Direction: Your task is to copy every line of this material exactly.

Figure data in JSON:
start
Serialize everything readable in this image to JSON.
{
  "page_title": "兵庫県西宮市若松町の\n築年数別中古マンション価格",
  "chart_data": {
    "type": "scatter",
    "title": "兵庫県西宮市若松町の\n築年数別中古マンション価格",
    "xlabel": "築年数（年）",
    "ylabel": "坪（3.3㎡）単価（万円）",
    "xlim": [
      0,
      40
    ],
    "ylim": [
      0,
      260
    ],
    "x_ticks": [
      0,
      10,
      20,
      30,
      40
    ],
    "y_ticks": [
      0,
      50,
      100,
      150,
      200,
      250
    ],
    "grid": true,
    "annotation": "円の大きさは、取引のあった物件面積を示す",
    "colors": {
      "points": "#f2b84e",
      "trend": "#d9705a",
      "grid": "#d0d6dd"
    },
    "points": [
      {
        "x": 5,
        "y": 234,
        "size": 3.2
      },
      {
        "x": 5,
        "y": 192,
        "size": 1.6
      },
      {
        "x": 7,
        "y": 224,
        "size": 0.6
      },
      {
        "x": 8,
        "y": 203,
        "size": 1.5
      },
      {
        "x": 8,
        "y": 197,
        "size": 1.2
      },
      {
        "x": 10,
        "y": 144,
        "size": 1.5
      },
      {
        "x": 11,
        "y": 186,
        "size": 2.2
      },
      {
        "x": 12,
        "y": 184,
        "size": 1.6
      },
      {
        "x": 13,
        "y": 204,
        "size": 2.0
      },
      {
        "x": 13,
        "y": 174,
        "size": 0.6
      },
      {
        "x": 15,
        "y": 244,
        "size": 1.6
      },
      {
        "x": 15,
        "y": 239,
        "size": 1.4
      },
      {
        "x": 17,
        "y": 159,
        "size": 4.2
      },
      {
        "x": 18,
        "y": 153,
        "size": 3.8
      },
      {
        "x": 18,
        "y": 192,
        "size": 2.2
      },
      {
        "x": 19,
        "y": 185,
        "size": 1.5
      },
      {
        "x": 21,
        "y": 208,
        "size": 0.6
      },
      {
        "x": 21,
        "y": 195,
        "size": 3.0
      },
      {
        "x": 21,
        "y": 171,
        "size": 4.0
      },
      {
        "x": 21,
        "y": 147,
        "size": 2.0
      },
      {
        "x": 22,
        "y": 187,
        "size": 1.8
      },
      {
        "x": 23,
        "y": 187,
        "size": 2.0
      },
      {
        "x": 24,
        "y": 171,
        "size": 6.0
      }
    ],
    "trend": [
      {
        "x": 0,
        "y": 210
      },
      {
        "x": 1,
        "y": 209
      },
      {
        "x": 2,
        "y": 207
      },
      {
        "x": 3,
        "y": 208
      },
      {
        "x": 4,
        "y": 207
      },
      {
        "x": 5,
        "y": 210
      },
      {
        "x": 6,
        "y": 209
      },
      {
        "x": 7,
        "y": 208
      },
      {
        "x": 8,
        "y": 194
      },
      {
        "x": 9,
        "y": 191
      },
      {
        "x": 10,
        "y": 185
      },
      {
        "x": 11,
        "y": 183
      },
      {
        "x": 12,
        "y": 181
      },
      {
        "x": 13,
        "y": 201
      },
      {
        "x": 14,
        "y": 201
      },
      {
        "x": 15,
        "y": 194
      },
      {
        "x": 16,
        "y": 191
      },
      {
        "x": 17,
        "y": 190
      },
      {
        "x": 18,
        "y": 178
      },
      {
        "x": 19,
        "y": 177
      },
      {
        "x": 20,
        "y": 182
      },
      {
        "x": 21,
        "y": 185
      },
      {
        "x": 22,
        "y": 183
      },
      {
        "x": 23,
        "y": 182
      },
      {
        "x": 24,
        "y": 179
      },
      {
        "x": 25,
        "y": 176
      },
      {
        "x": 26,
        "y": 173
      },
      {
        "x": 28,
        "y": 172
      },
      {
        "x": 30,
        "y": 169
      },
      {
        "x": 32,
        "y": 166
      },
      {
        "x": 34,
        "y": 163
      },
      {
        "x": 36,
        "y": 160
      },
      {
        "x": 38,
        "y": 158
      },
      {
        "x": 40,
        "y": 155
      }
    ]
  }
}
end
Solution for this exercise:
Serialize everything readable in this image to JSON.
{
  "page_title": "兵庫県西宮市若松町の\n築年数別中古マンション価格",
  "chart_data": {
    "type": "scatter",
    "title": "兵庫県西宮市若松町の\n築年数別中古マンション価格",
    "xlabel": "築年数（年）",
    "ylabel": "坪（3.3㎡）単価（万円）",
    "xlim": [
      0,
      40
    ],
    "ylim": [
      0,
      260
    ],
    "x_ticks": [
      0,
      10,
      20,
      30,
      40
    ],
    "y_ticks": [
      0,
      50,
      100,
      150,
      200,
      250
    ],
    "grid": true,
    "annotation": "円の大きさは、取引のあった物件面積を示す",
    "colors": {
      "points": "#f2b84e",
      "trend": "#d9705a",
      "grid": "#d0d6dd"
    },
    "points": [
      {
        "x": 5,
        "y": 234,
        "size": 3.2
      },
      {
        "x": 5,
        "y": 192,
        "size": 1.6
      },
      {
        "x": 7,
        "y": 224,
        "size": 0.6
      },
      {
        "x": 8,
        "y": 203,
        "size": 1.5
      },
      {
        "x": 8,
        "y": 197,
        "size": 1.2
      },
      {
        "x": 10,
        "y": 144,
        "size": 1.5
      },
      {
        "x": 11,
        "y": 186,
        "size": 2.2
      },
      {
        "x": 12,
        "y": 184,
        "size": 1.6
      },
      {
        "x": 13,
        "y": 204,
        "size": 2.0
      },
      {
        "x": 13,
        "y": 174,
        "size": 0.6
      },
      {
        "x": 15,
        "y": 244,
        "size": 1.6
      },
      {
        "x": 15,
        "y": 239,
        "size": 1.4
      },
      {
        "x": 17,
        "y": 159,
        "size": 4.2
      },
      {
        "x": 18,
        "y": 153,
        "size": 3.8
      },
      {
        "x": 18,
        "y": 192,
        "size": 2.2
      },
      {
        "x": 19,
        "y": 185,
        "size": 1.5
      },
      {
        "x": 21,
        "y": 208,
        "size": 0.6
      },
      {
        "x": 21,
        "y": 195,
        "size": 3.0
      },
      {
        "x": 21,
        "y": 171,
        "size": 4.0
      },
      {
        "x": 21,
        "y": 147,
        "size": 2.0
      },
      {
        "x": 22,
        "y": 187,
        "size": 1.8
      },
      {
        "x": 23,
        "y": 187,
        "size": 2.0
      },
      {
        "x": 24,
        "y": 171,
        "size": 6.0
      }
    ],
    "trend": [
      {
        "x": 0,
        "y": 210
      },
      {
        "x": 1,
        "y": 209
      },
      {
        "x": 2,
        "y": 207
      },
      {
        "x": 3,
        "y": 208
      },
      {
        "x": 4,
        "y": 207
      },
      {
        "x": 5,
        "y": 210
      },
      {
        "x": 6,
        "y": 209
      },
      {
        "x": 7,
        "y": 208
      },
      {
        "x": 8,
        "y": 194
      },
      {
        "x": 9,
        "y": 191
      },
      {
        "x": 10,
        "y": 185
      },
      {
        "x": 11,
        "y": 183
      },
      {
        "x": 12,
        "y": 181
      },
      {
        "x": 13,
        "y": 201
      },
      {
        "x": 14,
        "y": 201
      },
      {
        "x": 15,
        "y": 194
      },
      {
        "x": 16,
        "y": 191
      },
      {
        "x": 17,
        "y": 190
      },
      {
        "x": 18,
        "y": 178
      },
      {
        "x": 19,
        "y": 177
      },
      {
        "x": 20,
        "y": 182
      },
      {
        "x": 21,
        "y": 185
      },
      {
        "x": 22,
        "y": 183
      },
      {
        "x": 23,
        "y": 182
      },
      {
        "x": 24,
        "y": 179
      },
      {
        "x": 25,
        "y": 176
      },
      {
        "x": 26,
        "y": 173
      },
      {
        "x": 28,
        "y": 172
      },
      {
        "x": 30,
        "y": 169
      },
      {
        "x": 32,
        "y": 166
      },
      {
        "x": 34,
        "y": 163
      },
      {
        "x": 36,
        "y": 160
      },
      {
        "x": 38,
        "y": 158
      },
      {
        "x": 40,
        "y": 155
      }
    ]
  }
}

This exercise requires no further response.